[INSTRUCTIONS FOR THE TASK]:
Once the pictures are set aside, transcribe the remaining data exactly.

>> START DATASET

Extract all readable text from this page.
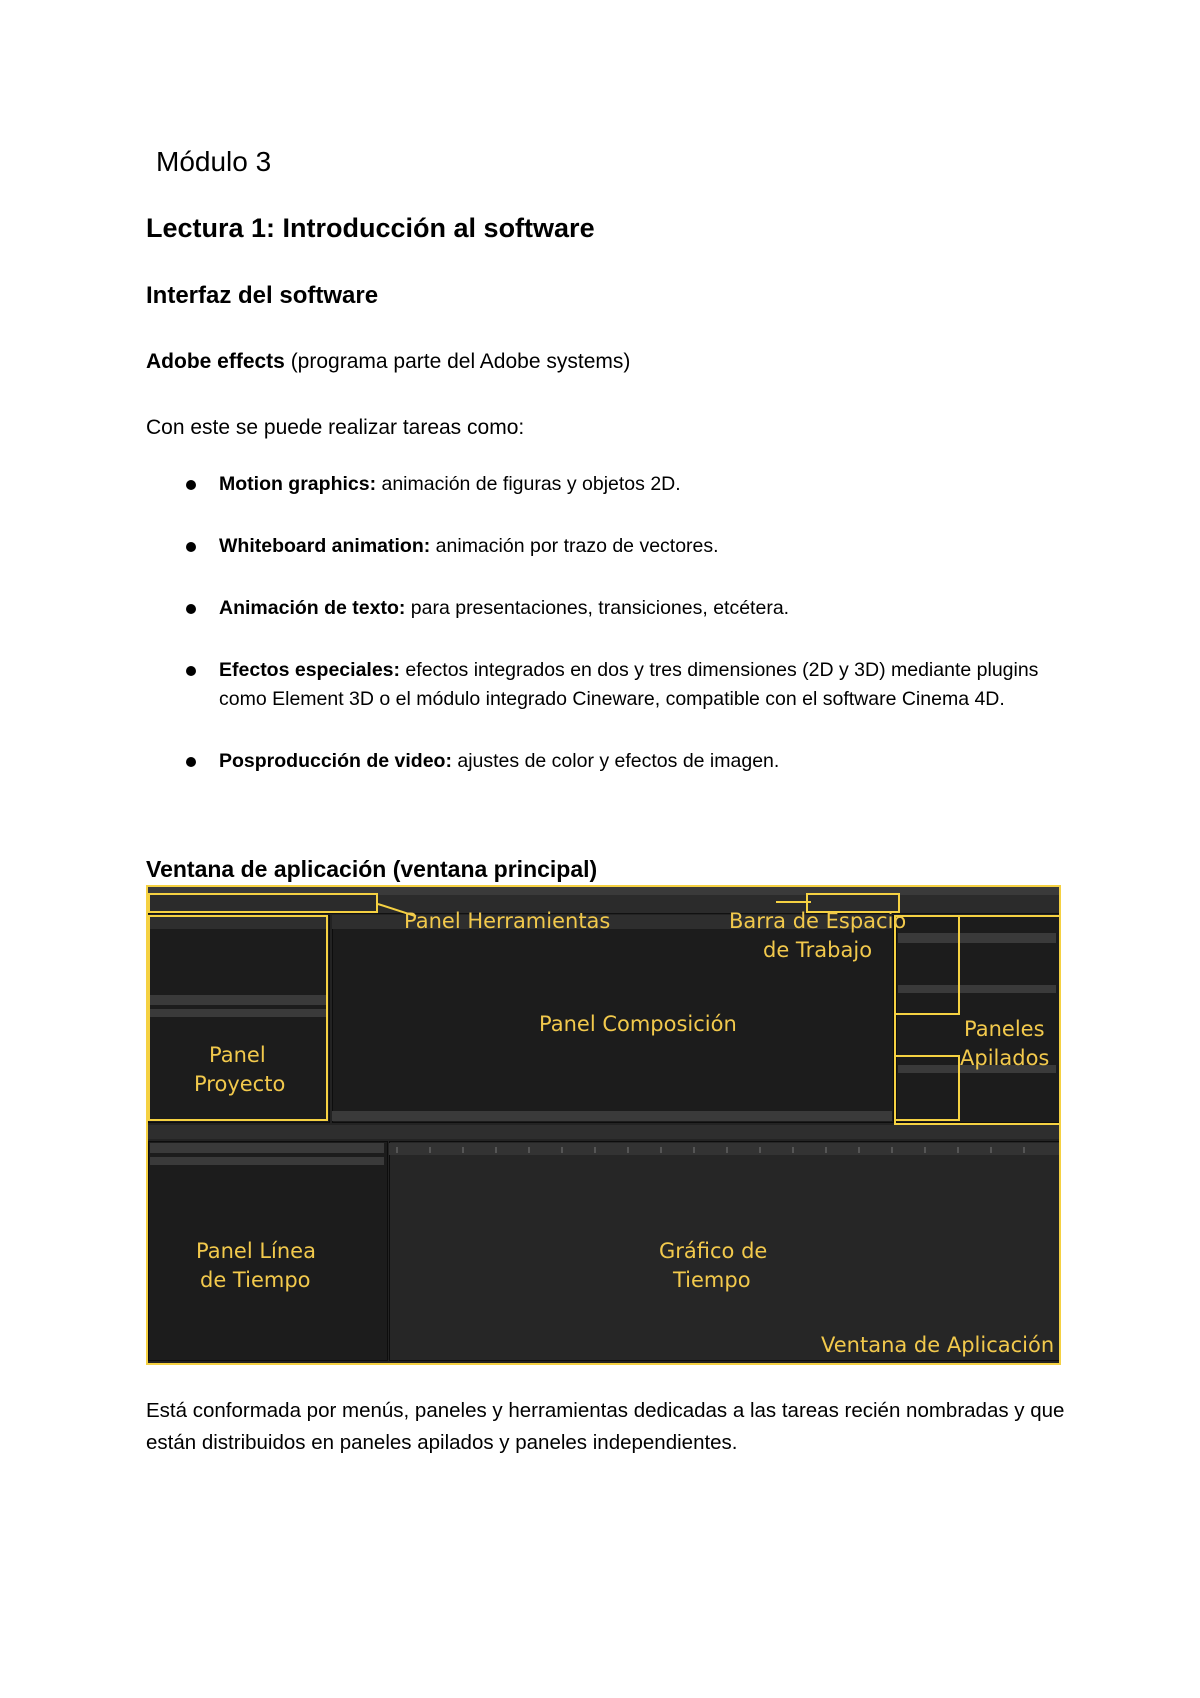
Módulo 3
Lectura 1: Introducción al software
Interfaz del software

Adobe effects (programa parte del Adobe systems)

Con este se puede realizar tareas como:

Motion graphics: animación de figuras y objetos 2D.
Whiteboard animation: animación por trazo de vectores.
Animación de texto: para presentaciones, transiciones, etcétera.
Efectos especiales: efectos integrados en dos y tres dimensiones (2D y 3D) mediante plugins como Element 3D o el módulo integrado Cineware, compatible con el software Cinema 4D.
Posproducción de video: ajustes de color y efectos de imagen.
Ventana de aplicación (ventana principal)

Está conformada por menús, paneles y herramientas dedicadas a las tareas recién nombradas y que están distribuidos en paneles apilados y paneles independientes.

Panel Herramientas	Barra de Espacio
de Trabajo
Panel Composición
Panel
Proyecto
Paneles
Apilados
Panel Línea
de Tiempo
Gráfico de
Tiempo
Ventana de Aplicación
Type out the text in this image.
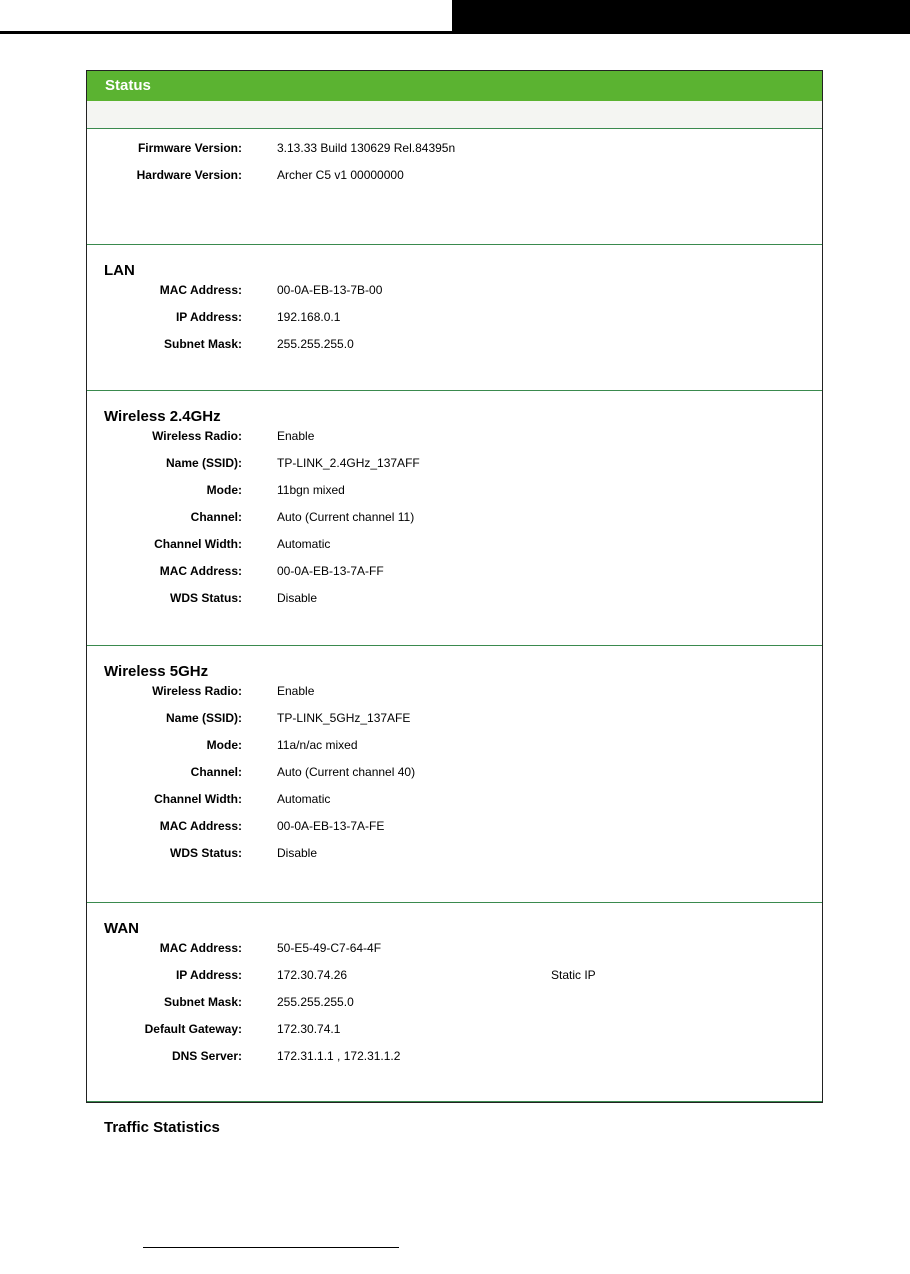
Status
Firmware Version:	3.13.33 Build 130629 Rel.84395n
Hardware Version:	Archer C5 v1 00000000
LAN
MAC Address:	00-0A-EB-13-7B-00
IP Address:	192.168.0.1
Subnet Mask:	255.255.255.0
Wireless 2.4GHz
Wireless Radio:	Enable
Name (SSID):	TP-LINK_2.4GHz_137AFF
Mode:	11bgn mixed
Channel:	Auto (Current channel 11)
Channel Width:	Automatic
MAC Address:	00-0A-EB-13-7A-FF
WDS Status:	Disable
Wireless 5GHz
Wireless Radio:	Enable
Name (SSID):	TP-LINK_5GHz_137AFE
Mode:	11a/n/ac mixed
Channel:	Auto (Current channel 40)
Channel Width:	Automatic
MAC Address:	00-0A-EB-13-7A-FE
WDS Status:	Disable
WAN
MAC Address:	50-E5-49-C7-64-4F
IP Address:	172.30.74.26	Static IP
Subnet Mask:	255.255.255.0
Default Gateway:	172.30.74.1
DNS Server:	172.31.1.1 , 172.31.1.2
Traffic Statistics
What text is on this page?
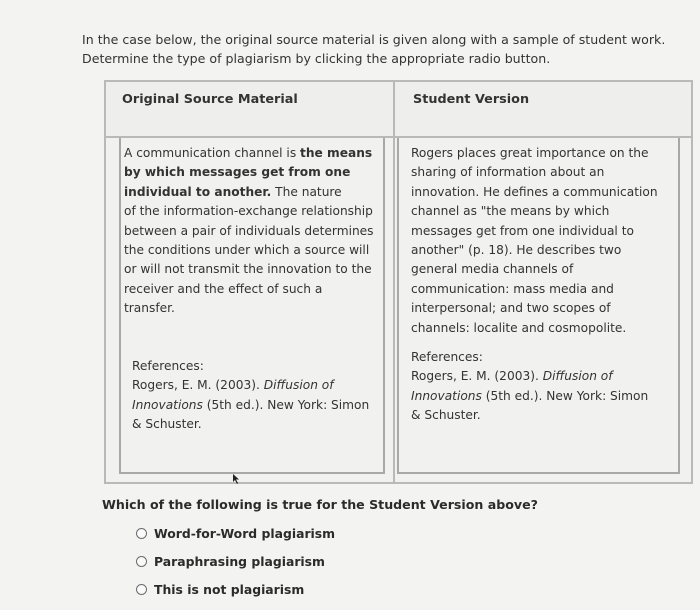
In the case below, the original source material is given along with a sample of student work.
Determine the type of plagiarism by clicking the appropriate radio button.
Original Source Material	Student Version
A communication channel is the means
by which messages get from one
individual to another. The nature
of the information-exchange relationship
between a pair of individuals determines
the conditions under which a source will
or will not transmit the innovation to the
receiver and the effect of such a
transfer.
References:
Rogers, E. M. (2003). Diffusion of
Innovations (5th ed.). New York: Simon
& Schuster.
Rogers places great importance on the
sharing of information about an
innovation. He defines a communication
channel as "the means by which
messages get from one individual to
another" (p. 18). He describes two
general media channels of
communication: mass media and
interpersonal; and two scopes of
channels: localite and cosmopolite.
References:
Rogers, E. M. (2003). Diffusion of
Innovations (5th ed.). New York: Simon
& Schuster.
Which of the following is true for the Student Version above?
Word-for-Word plagiarism
Paraphrasing plagiarism
This is not plagiarism
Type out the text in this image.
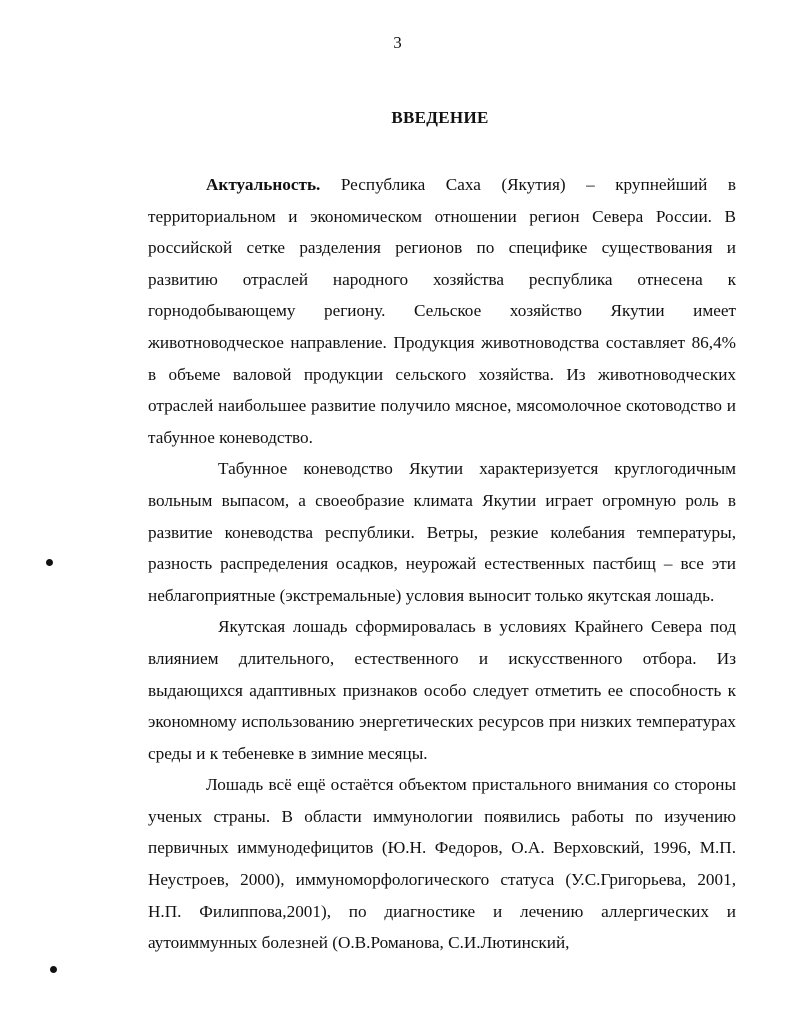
3
ВВЕДЕНИЕ

Актуальность. Республика Саха (Якутия) – крупнейший в территориальном и экономическом отношении регион Севера России. В российской сетке разделения регионов по специфике существования и развитию отраслей народного хозяйства республика отнесена к горнодобывающему региону. Сельское хозяйство Якутии имеет животноводческое направление. Продукция животноводства составляет 86,4% в объеме валовой продукции сельского хозяйства. Из животноводческих отраслей наибольшее развитие получило мясное, мясомолочное скотоводство и табунное коневодство.

Табунное коневодство Якутии характеризуется круглогодичным вольным выпасом, а своеобразие климата Якутии играет огромную роль в развитие коневодства республики. Ветры, резкие колебания температуры, разность распределения осадков, неурожай естественных пастбищ – все эти неблагоприятные (экстремальные) условия выносит только якутская лошадь.

Якутская лошадь сформировалась в условиях Крайнего Севера под влиянием длительного, естественного и искусственного отбора. Из выдающихся адаптивных признаков особо следует отметить ее способность к экономному использованию энергетических ресурсов при низких температурах среды и к тебеневке в зимние месяцы.

Лошадь всё ещё остаётся объектом пристального внимания со стороны ученых страны. В области иммунологии появились работы по изучению первичных иммунодефицитов (Ю.Н. Федоров, О.А. Верховский, 1996, М.П. Неустроев, 2000), иммуноморфологического статуса (У.С.Григорьева, 2001, Н.П. Филиппова,2001), по диагностике и лечению аллергических и аутоиммунных болезней (О.В.Романова, С.И.Лютинский,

>> END DATASET

[RESULT OF THE TASK]:
Extract all readable text from this page.
Módulo 3
Lectura 1: Introducción al software
Interfaz del software

Adobe effects (programa parte del Adobe systems)

Con este se puede realizar tareas como:

Motion graphics: animación de figuras y objetos 2D.
Whiteboard animation: animación por trazo de vectores.
Animación de texto: para presentaciones, transiciones, etcétera.
Efectos especiales: efectos integrados en dos y tres dimensiones (2D y 3D) mediante plugins como Element 3D o el módulo integrado Cineware, compatible con el software Cinema 4D.
Posproducción de video: ajustes de color y efectos de imagen.
Ventana de aplicación (ventana principal)

Está conformada por menús, paneles y herramientas dedicadas a las tareas recién nombradas y que están distribuidos en paneles apilados y paneles independientes.

Panel Herramientas	Barra de Espacio
de Trabajo
Panel Composición
Panel
Proyecto
Paneles
Apilados
Panel Línea
de Tiempo
Gráfico de
Tiempo
Ventana de Aplicación
Type out the text in this image.
Status
Firmware Version:	3.13.33 Build 130629 Rel.84395n
Hardware Version:	Archer C5 v1 00000000
LAN
MAC Address:	00-0A-EB-13-7B-00
IP Address:	192.168.0.1
Subnet Mask:	255.255.255.0
Wireless 2.4GHz
Wireless Radio:	Enable
Name (SSID):	TP-LINK_2.4GHz_137AFF
Mode:	11bgn mixed
Channel:	Auto (Current channel 11)
Channel Width:	Automatic
MAC Address:	00-0A-EB-13-7A-FF
WDS Status:	Disable
Wireless 5GHz
Wireless Radio:	Enable
Name (SSID):	TP-LINK_5GHz_137AFE
Mode:	11a/n/ac mixed
Channel:	Auto (Current channel 40)
Channel Width:	Automatic
MAC Address:	00-0A-EB-13-7A-FE
WDS Status:	Disable
WAN
MAC Address:	50-E5-49-C7-64-4F
IP Address:	172.30.74.26	Static IP
Subnet Mask:	255.255.255.0
Default Gateway:	172.30.74.1
DNS Server:	172.31.1.1 , 172.31.1.2
Traffic Statistics
What text is on this page?
In the case below, the original source material is given along with a sample of student work.
Determine the type of plagiarism by clicking the appropriate radio button.
Original Source Material	Student Version
A communication channel is the means
by which messages get from one
individual to another. The nature
of the information-exchange relationship
between a pair of individuals determines
the conditions under which a source will
or will not transmit the innovation to the
receiver and the effect of such a
transfer.
References:
Rogers, E. M. (2003). Diffusion of
Innovations (5th ed.). New York: Simon
& Schuster.
Rogers places great importance on the
sharing of information about an
innovation. He defines a communication
channel as "the means by which
messages get from one individual to
another" (p. 18). He describes two
general media channels of
communication: mass media and
interpersonal; and two scopes of
channels: localite and cosmopolite.
References:
Rogers, E. M. (2003). Diffusion of
Innovations (5th ed.). New York: Simon
& Schuster.
Which of the following is true for the Student Version above?
Word-for-Word plagiarism
Paraphrasing plagiarism
This is not plagiarism
Type out the text in this image.
3
ВВЕДЕНИЕ

Актуальность. Республика Саха (Якутия) – крупнейший в территориальном и экономическом отношении регион Севера России. В российской сетке разделения регионов по специфике существования и развитию отраслей народного хозяйства республика отнесена к горнодобывающему региону. Сельское хозяйство Якутии имеет животноводческое направление. Продукция животноводства составляет 86,4% в объеме валовой продукции сельского хозяйства. Из животноводческих отраслей наибольшее развитие получило мясное, мясомолочное скотоводство и табунное коневодство.

Табунное коневодство Якутии характеризуется круглогодичным вольным выпасом, а своеобразие климата Якутии играет огромную роль в развитие коневодства республики. Ветры, резкие колебания температуры, разность распределения осадков, неурожай естественных пастбищ – все эти неблагоприятные (экстремальные) условия выносит только якутская лошадь.

Якутская лошадь сформировалась в условиях Крайнего Севера под влиянием длительного, естественного и искусственного отбора. Из выдающихся адаптивных признаков особо следует отметить ее способность к экономному использованию энергетических ресурсов при низких температурах среды и к тебеневке в зимние месяцы.

Лошадь всё ещё остаётся объектом пристального внимания со стороны ученых страны. В области иммунологии появились работы по изучению первичных иммунодефицитов (Ю.Н. Федоров, О.А. Верховский, 1996, М.П. Неустроев, 2000), иммуноморфологического статуса (У.С.Григорьева, 2001, Н.П. Филиппова,2001), по диагностике и лечению аллергических и аутоиммунных болезней (О.В.Романова, С.И.Лютинский,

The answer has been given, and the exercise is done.